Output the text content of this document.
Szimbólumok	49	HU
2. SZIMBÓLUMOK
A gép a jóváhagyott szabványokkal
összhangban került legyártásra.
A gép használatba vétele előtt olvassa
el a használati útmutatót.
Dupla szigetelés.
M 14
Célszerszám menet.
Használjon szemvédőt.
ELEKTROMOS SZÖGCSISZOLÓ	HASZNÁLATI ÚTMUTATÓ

§ WHAT IS NEEDED
Retype the entries one by one, exactly.

§ CORRECT RESPONSE
Output the text content of this document.
Szimbólumok	49	HU
2. SZIMBÓLUMOK
A gép a jóváhagyott szabványokkal
összhangban került legyártásra.
A gép használatba vétele előtt olvassa
el a használati útmutatót.
Dupla szigetelés.
M 14
Célszerszám menet.
Használjon szemvédőt.
ELEKTROMOS SZÖGCSISZOLÓ	HASZNÁLATI ÚTMUTATÓ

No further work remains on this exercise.